REQUEST
Check every line of the data below for the string "conta", and copy the ones that hold it.
---------------
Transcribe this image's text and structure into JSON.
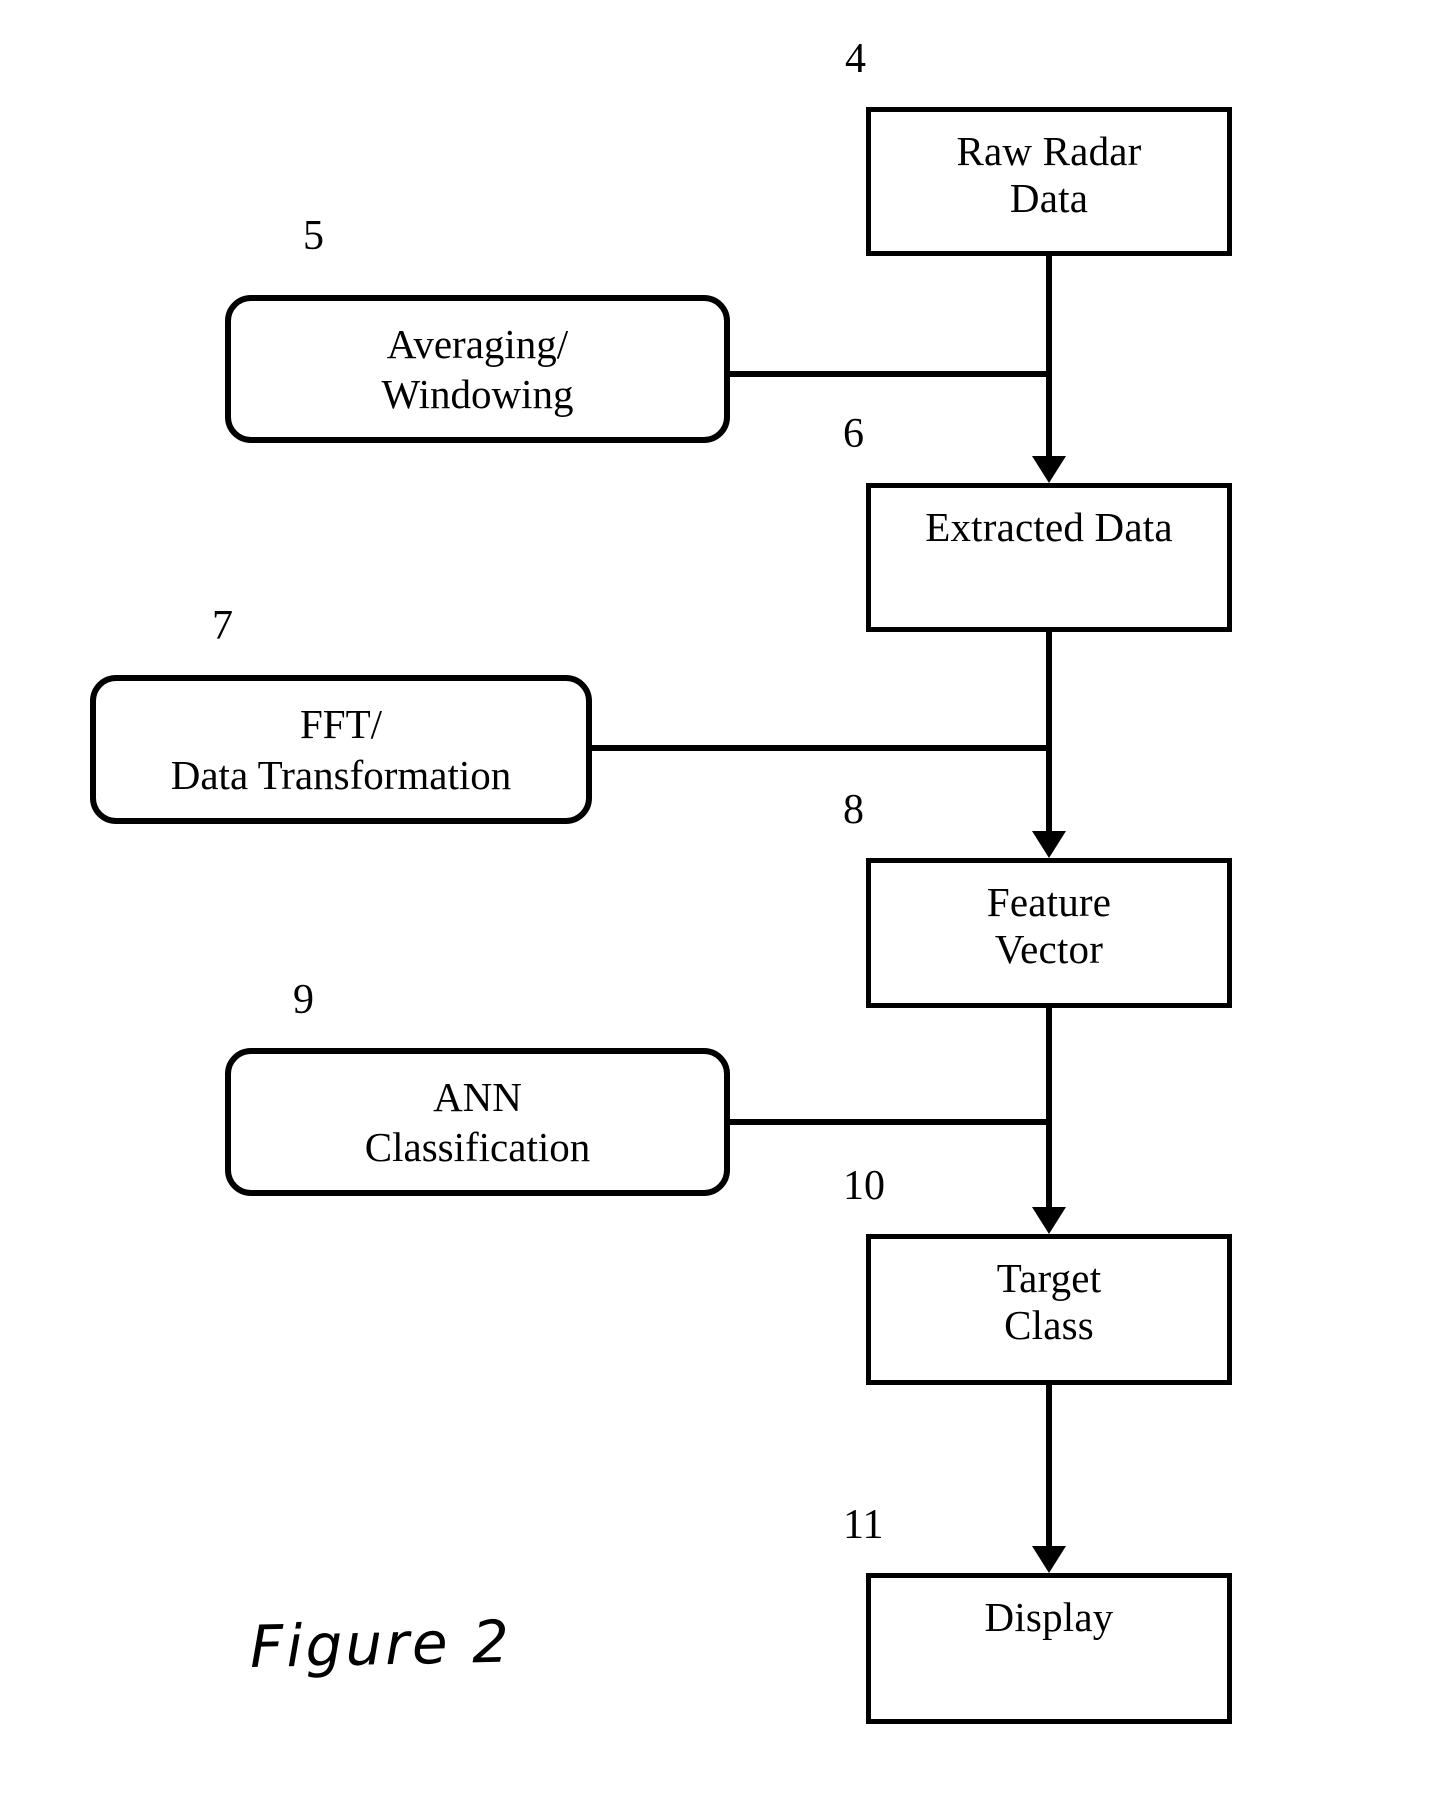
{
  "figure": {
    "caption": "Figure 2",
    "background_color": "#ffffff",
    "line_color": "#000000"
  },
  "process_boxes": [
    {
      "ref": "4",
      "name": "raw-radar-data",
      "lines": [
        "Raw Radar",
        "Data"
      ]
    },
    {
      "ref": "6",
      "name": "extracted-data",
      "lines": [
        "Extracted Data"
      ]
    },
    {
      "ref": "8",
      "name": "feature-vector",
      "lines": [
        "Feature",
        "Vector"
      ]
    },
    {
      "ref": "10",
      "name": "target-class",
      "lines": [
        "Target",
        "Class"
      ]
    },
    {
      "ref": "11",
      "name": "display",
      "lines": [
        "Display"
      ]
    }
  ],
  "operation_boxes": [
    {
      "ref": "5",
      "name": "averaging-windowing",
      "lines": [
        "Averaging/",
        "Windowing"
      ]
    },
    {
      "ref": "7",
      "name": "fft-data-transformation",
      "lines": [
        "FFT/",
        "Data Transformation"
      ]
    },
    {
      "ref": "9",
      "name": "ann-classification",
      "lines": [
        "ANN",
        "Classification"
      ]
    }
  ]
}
---------------
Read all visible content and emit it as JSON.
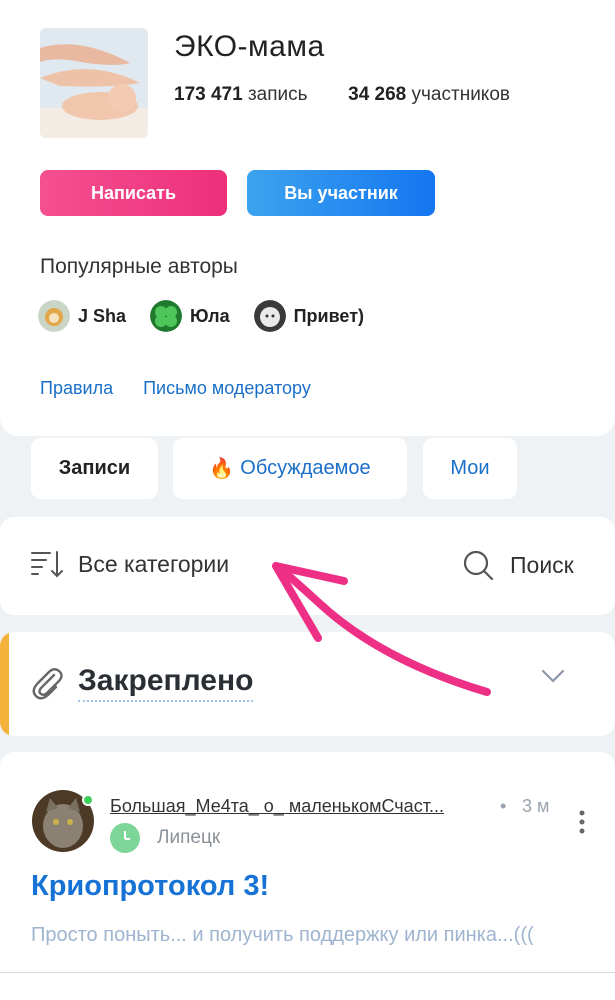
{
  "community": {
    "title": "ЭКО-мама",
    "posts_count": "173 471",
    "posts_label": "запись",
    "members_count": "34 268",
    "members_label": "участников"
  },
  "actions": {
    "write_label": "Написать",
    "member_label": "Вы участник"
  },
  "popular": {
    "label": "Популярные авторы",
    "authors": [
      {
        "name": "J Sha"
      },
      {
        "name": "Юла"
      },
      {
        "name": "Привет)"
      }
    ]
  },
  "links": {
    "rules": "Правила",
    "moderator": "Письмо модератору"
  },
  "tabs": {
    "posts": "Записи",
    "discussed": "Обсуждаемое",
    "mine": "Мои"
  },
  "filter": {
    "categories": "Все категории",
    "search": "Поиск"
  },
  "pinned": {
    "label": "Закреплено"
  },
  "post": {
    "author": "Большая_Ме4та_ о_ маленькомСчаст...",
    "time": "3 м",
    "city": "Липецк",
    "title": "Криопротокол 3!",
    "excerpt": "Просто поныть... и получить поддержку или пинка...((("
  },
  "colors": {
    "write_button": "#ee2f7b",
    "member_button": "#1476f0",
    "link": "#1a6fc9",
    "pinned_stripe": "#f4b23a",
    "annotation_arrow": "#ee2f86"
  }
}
---------------
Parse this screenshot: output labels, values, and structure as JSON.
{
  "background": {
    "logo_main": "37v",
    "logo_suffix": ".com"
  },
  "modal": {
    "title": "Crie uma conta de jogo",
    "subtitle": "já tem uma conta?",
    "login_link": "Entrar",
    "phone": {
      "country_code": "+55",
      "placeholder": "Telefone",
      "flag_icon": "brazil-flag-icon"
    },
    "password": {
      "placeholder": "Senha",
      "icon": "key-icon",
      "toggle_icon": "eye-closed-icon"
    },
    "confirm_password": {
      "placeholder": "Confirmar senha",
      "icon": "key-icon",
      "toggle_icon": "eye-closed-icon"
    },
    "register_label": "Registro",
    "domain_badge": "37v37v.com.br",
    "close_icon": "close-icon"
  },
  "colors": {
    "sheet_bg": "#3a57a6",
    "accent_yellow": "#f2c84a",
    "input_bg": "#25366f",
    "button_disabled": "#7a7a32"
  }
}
---------------
EXERCISE OUTPUT
    "title": "Crie uma conta de jogo",
    "subtitle": "já tem uma conta?",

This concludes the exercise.